SUPPLIED DATA =>
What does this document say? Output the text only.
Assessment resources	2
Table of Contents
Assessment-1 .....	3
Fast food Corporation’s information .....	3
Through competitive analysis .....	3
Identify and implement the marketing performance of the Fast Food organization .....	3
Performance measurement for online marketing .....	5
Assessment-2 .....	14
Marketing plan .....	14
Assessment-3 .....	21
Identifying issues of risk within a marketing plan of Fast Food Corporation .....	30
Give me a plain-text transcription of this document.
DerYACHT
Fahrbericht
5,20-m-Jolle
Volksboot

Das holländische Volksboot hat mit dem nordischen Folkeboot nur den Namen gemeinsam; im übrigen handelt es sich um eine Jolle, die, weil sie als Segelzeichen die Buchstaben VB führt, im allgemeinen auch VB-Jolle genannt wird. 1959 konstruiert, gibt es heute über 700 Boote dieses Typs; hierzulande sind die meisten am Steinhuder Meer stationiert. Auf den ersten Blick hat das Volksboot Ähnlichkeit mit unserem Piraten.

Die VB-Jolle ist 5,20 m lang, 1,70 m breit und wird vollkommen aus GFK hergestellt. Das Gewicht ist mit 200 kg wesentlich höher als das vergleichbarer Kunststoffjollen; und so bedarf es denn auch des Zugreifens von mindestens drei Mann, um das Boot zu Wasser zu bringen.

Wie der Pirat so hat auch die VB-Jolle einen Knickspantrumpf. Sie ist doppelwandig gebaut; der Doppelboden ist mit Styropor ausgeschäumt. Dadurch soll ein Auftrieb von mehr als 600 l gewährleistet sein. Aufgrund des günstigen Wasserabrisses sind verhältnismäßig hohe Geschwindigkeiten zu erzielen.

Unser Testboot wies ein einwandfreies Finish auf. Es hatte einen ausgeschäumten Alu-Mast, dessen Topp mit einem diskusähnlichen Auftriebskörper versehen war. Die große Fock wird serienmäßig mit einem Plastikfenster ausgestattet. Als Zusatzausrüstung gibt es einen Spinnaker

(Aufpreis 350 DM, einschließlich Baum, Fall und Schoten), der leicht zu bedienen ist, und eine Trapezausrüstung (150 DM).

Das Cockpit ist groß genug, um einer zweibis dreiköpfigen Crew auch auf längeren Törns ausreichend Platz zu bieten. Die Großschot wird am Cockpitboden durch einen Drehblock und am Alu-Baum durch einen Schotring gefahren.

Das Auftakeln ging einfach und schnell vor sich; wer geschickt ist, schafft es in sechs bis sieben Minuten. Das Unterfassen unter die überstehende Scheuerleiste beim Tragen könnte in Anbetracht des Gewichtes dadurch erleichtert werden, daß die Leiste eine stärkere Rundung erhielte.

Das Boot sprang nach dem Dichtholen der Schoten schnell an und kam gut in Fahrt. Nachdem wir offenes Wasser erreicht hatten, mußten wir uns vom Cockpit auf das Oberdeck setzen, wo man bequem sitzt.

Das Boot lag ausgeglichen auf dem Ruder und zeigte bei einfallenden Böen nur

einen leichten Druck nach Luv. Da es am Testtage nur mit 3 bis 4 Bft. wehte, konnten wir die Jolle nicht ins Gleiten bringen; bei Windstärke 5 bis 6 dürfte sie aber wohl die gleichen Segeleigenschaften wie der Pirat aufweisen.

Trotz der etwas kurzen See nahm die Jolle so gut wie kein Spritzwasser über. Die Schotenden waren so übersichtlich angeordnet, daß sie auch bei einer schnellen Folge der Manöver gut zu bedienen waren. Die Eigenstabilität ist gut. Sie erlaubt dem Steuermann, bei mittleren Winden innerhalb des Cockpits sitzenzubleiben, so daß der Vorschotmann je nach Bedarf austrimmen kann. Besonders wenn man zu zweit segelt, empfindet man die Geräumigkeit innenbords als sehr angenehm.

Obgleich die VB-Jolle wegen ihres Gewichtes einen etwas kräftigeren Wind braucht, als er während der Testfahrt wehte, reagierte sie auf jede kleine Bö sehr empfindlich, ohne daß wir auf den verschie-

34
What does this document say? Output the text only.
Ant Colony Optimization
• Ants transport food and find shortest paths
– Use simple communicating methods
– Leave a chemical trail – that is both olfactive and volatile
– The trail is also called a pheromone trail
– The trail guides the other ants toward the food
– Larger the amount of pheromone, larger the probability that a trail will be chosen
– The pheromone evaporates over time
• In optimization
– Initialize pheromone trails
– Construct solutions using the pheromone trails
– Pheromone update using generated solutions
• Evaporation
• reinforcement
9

TASK GOAL => From the data above, copy each line where the string "Fast" appears.

REPLY =>
Fast food Corporation’s information .....	3
Identify and implement the marketing performance of the Fast Food organization .....	3
Identifying issues of risk within a marketing plan of Fast Food Corporation .....	30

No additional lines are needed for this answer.